»»

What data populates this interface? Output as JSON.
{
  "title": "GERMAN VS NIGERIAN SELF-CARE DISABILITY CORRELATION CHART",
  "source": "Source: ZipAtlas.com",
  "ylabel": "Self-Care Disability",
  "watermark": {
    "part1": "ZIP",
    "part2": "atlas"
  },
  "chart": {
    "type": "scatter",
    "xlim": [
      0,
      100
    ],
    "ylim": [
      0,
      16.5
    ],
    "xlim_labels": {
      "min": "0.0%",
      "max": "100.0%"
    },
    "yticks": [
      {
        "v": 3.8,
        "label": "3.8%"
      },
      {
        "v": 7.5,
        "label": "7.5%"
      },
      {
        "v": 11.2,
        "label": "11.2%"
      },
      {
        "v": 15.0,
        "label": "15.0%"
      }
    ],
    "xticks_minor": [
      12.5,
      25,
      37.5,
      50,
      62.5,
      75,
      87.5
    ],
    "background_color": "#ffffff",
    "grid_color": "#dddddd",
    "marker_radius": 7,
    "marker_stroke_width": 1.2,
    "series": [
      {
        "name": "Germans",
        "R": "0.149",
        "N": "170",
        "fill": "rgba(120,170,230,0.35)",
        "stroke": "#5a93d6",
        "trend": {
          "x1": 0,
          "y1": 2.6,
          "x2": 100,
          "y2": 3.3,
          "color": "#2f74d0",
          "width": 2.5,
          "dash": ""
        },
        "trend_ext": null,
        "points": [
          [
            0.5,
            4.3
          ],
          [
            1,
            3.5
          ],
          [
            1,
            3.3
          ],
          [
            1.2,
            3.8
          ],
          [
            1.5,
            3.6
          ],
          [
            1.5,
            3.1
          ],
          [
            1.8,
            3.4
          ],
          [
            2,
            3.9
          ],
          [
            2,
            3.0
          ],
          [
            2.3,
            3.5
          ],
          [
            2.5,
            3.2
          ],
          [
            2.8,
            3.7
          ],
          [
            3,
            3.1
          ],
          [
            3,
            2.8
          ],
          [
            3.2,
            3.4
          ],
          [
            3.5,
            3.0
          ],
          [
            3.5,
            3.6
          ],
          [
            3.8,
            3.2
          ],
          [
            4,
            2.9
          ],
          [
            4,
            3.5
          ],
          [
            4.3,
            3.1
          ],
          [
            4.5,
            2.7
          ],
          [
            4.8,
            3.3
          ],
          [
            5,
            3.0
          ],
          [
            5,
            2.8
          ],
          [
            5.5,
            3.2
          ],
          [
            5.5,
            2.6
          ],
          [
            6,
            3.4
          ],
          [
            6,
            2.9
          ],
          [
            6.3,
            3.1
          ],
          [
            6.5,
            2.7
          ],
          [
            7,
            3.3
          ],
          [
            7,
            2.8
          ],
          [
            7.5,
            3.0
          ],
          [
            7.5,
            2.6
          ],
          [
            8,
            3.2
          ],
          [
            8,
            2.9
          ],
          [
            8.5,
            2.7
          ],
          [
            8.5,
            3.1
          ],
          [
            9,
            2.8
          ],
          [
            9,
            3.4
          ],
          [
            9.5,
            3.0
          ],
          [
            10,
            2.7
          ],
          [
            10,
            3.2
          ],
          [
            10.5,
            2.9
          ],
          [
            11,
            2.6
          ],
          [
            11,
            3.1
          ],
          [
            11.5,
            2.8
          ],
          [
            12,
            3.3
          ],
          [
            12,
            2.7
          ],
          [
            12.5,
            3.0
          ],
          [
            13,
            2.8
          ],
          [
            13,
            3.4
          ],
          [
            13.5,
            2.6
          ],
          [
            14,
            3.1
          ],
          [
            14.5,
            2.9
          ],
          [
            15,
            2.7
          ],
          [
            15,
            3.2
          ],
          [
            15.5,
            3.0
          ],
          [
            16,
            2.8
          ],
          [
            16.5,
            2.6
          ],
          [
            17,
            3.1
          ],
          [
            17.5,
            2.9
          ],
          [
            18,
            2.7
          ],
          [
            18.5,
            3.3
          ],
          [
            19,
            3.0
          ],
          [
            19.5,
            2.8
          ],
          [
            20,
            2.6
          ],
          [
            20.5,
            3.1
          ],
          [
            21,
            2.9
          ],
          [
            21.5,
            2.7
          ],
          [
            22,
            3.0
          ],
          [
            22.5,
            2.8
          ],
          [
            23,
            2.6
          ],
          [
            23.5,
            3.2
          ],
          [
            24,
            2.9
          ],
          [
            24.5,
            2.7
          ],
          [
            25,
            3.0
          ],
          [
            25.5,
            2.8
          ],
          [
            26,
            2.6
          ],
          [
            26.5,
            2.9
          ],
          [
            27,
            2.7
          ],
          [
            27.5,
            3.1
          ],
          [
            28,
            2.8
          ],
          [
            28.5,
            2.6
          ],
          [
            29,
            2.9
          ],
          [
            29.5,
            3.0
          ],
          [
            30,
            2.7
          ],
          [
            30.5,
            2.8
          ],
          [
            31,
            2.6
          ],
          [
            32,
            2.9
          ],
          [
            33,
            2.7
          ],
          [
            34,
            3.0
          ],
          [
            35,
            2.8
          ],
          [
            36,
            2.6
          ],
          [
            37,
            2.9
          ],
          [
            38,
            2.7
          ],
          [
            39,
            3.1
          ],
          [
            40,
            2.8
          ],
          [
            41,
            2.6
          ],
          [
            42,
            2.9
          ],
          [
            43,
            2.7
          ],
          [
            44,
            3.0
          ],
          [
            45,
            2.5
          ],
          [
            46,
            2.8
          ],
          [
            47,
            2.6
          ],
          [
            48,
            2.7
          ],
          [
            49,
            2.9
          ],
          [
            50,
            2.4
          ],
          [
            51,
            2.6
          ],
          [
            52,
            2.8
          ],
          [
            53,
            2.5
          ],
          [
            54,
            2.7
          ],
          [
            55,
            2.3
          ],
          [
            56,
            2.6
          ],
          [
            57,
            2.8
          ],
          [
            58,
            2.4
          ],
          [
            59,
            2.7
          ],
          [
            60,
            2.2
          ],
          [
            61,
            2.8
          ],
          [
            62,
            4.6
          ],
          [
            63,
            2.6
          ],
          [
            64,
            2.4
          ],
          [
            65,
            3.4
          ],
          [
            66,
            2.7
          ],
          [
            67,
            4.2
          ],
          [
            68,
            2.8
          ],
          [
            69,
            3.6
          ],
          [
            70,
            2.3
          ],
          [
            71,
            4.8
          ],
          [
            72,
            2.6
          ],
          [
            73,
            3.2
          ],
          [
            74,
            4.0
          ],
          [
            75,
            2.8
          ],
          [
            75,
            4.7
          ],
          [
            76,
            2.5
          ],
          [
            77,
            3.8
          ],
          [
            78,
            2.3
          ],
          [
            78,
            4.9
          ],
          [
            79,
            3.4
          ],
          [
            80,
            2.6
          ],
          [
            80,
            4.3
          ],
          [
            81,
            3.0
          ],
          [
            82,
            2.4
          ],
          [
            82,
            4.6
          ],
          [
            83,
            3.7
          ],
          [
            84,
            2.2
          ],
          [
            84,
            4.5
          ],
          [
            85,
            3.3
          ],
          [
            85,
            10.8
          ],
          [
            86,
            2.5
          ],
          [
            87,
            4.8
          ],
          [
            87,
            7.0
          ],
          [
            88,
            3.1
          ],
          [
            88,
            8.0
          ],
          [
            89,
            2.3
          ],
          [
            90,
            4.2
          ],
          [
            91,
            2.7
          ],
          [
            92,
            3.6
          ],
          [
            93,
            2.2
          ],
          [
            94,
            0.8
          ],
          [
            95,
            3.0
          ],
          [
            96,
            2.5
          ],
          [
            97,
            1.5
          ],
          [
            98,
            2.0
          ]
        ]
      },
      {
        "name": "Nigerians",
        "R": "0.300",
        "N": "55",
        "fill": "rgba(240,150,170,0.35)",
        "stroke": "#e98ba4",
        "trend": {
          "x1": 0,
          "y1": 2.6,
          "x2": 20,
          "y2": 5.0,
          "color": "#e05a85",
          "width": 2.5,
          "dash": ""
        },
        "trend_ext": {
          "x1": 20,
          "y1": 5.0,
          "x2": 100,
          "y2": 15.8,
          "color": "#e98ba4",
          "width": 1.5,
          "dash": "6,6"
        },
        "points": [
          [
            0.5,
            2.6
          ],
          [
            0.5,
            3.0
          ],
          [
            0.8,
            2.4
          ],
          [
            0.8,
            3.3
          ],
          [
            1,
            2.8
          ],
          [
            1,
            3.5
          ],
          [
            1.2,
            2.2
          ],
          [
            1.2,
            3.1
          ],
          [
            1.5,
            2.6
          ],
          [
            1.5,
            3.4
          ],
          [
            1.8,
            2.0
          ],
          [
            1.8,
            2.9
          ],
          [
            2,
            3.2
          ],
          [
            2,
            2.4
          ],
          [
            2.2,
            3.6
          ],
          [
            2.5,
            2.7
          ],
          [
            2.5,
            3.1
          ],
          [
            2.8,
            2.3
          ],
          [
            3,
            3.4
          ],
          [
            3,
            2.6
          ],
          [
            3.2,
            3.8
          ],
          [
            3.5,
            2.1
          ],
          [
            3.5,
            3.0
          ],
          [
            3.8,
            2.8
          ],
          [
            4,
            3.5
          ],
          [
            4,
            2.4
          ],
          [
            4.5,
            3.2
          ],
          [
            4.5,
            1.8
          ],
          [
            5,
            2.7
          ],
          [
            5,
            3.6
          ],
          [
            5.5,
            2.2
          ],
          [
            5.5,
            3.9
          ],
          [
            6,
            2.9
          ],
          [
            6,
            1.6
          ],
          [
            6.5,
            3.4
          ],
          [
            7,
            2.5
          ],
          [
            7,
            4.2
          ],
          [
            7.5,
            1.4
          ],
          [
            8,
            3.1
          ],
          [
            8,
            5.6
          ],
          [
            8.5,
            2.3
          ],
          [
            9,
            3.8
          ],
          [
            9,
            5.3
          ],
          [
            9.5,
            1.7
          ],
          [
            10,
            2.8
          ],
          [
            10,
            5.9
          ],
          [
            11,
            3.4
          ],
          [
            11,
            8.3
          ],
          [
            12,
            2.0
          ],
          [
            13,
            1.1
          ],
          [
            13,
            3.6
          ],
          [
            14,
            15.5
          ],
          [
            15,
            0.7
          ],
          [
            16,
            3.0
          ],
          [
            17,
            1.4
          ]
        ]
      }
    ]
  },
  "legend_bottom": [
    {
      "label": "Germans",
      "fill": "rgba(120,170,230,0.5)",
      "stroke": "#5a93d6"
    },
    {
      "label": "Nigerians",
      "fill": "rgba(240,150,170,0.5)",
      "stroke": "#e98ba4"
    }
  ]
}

««

**Exercise aim**
Only the number is wanted: how many lines above include the word "fill"?

**Written solution**
4